_The task:_ Collect every line from the listing below that contains the string "subtitle", and copy each one in full. Treat the match as case-sensitive.

_Material:_
○ ○ ○ ○ ○
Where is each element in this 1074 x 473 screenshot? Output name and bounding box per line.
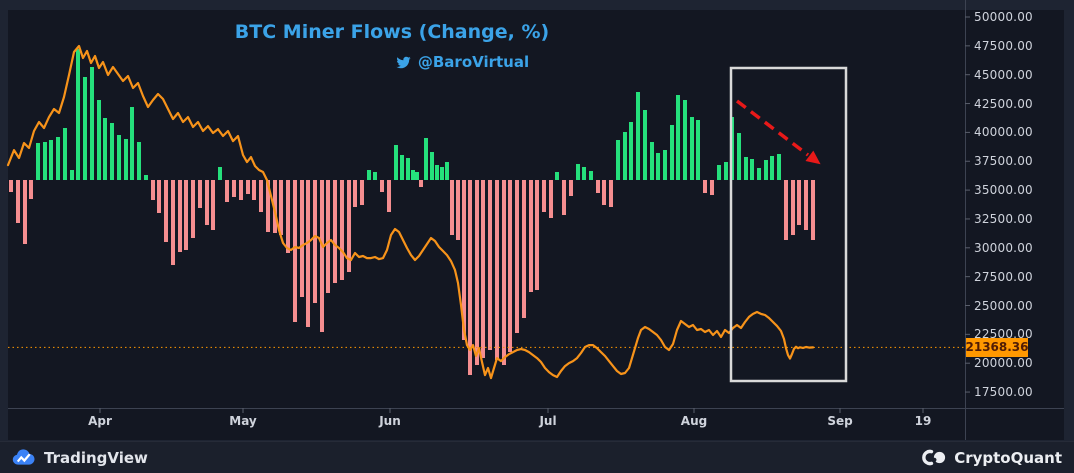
tradingview-logo-icon: [12, 449, 35, 465]
x-axis-label: Aug: [680, 414, 708, 428]
last-price-label: 21368.36: [966, 337, 1029, 357]
chart-subtitle: @BaroVirtual: [395, 53, 529, 71]
tradingview-label: TradingView: [44, 448, 148, 467]
y-axis-label: 27500.00: [974, 269, 1033, 284]
y-axis-label: 22500.00: [974, 327, 1033, 342]
bottom-toolbar: TradingView CryptoQuant: [0, 441, 1074, 473]
x-axis-label: Sep: [827, 414, 853, 428]
subtitle-handle: @BaroVirtual: [417, 53, 530, 71]
x-axis-label: Apr: [88, 414, 112, 428]
y-axis-label: 32500.00: [974, 211, 1033, 226]
cryptoquant-logo-icon: [922, 449, 946, 466]
y-axis-label: 45000.00: [974, 67, 1033, 82]
y-axis-label: 50000.00: [974, 10, 1033, 24]
y-axis-label: 42500.00: [974, 96, 1033, 111]
y-axis-label: 20000.00: [974, 356, 1033, 371]
tradingview-brand[interactable]: TradingView: [12, 449, 148, 467]
y-axis-label: 17500.00: [974, 385, 1033, 400]
y-axis-label: 35000.00: [974, 183, 1033, 198]
cryptoquant-label: CryptoQuant: [954, 448, 1062, 467]
x-axis-label: 19: [914, 414, 932, 428]
y-axis-label: 40000.00: [974, 125, 1033, 140]
y-axis-label: 25000.00: [974, 298, 1033, 313]
y-axis-label: 30000.00: [974, 240, 1033, 255]
chart-title: BTC Miner Flows (Change, %): [234, 21, 550, 43]
y-axis-label: 47500.00: [974, 38, 1033, 53]
x-axis-label: Jul: [539, 414, 557, 428]
cryptoquant-brand: CryptoQuant: [920, 449, 1062, 467]
x-axis-label: Jun: [379, 414, 401, 428]
x-axis-label: May: [229, 414, 257, 428]
twitter-icon: [396, 56, 411, 68]
y-axis-label: 37500.00: [974, 154, 1033, 169]
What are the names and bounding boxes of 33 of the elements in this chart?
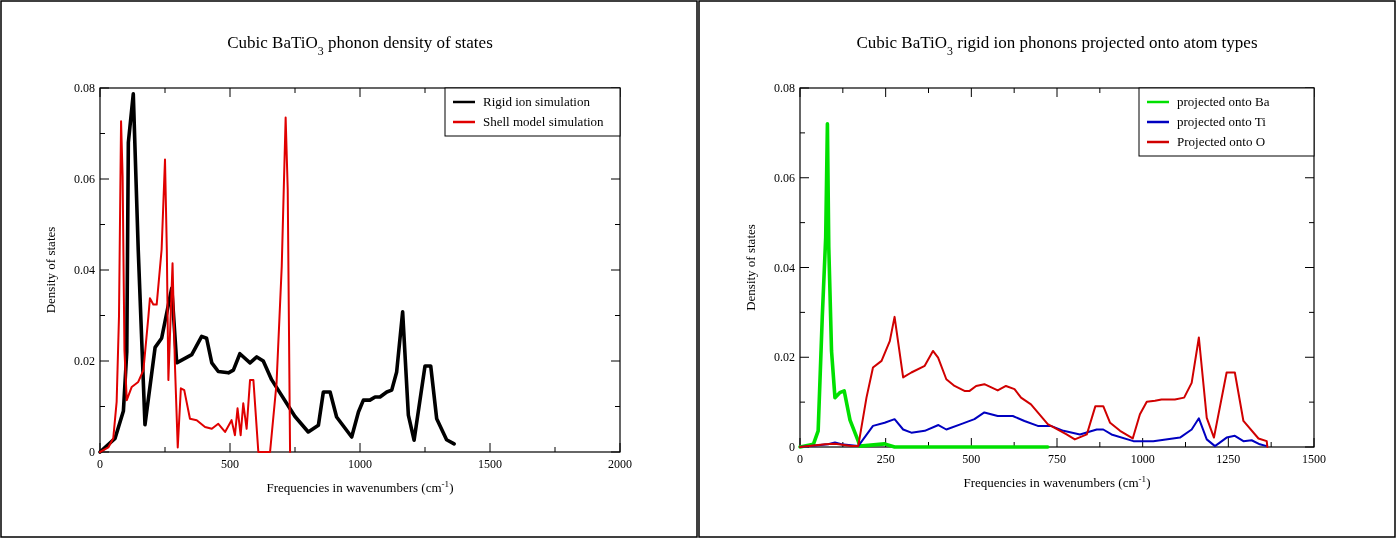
x-tick-label: 1250	[1216, 452, 1241, 466]
x-tick-label: 750	[1048, 452, 1066, 466]
x-tick-label: 1500	[478, 457, 502, 471]
y-tick-label: 0.08	[774, 81, 795, 95]
x-tick-label: 1500	[1302, 452, 1326, 466]
legend-label: Projected onto O	[1177, 134, 1266, 149]
chart-title: Cubic BaTiO$_{3}$ rigid ion phonons projected onto atom types	[856, 33, 1258, 58]
x-axis-title: Frequencies in wavenumbers (cm$^{-1}$)	[963, 474, 1151, 490]
chart-title: Cubic BaTiO$_{3}$ phonon density of states	[227, 33, 493, 58]
x-tick-label: 500	[221, 457, 239, 471]
x-axis-title: Frequencies in wavenumbers (cm$^{-1}$)	[266, 479, 454, 495]
legend-label: projected onto Ti	[1177, 114, 1267, 129]
y-tick-label: 0.02	[74, 354, 95, 368]
x-tick-label: 1000	[348, 457, 372, 471]
legend-label: projected onto Ba	[1177, 94, 1270, 109]
y-axis-title: Density of states	[743, 224, 758, 311]
x-tick-label: 1000	[1130, 452, 1155, 466]
y-tick-label: 0.08	[74, 81, 95, 95]
legend-label: Rigid ion simulation	[483, 94, 591, 109]
y-tick-label: 0.02	[774, 350, 795, 365]
line-series	[799, 315, 1269, 448]
y-tick-label: 0.04	[774, 260, 795, 275]
y-tick-label: 0.06	[774, 170, 795, 185]
x-tick-label: 500	[962, 452, 981, 466]
y-axis-title: Density of states	[43, 226, 58, 314]
x-tick-label: 250	[876, 452, 895, 466]
y-tick-label: 0.04	[74, 263, 95, 277]
line-series	[798, 122, 1050, 449]
legend-label: Shell model simulation	[483, 114, 605, 129]
x-tick-label: 2000	[608, 457, 632, 471]
y-tick-label: 0.06	[74, 172, 95, 186]
y-tick-label: 0	[789, 440, 795, 454]
line-series	[99, 116, 292, 453]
○ ○ ○ ○ ○
_Exercise result:_
chart-subtitle: @BaroVirtual: [395, 53, 529, 71]
subtitle-handle: @BaroVirtual: [417, 53, 530, 71]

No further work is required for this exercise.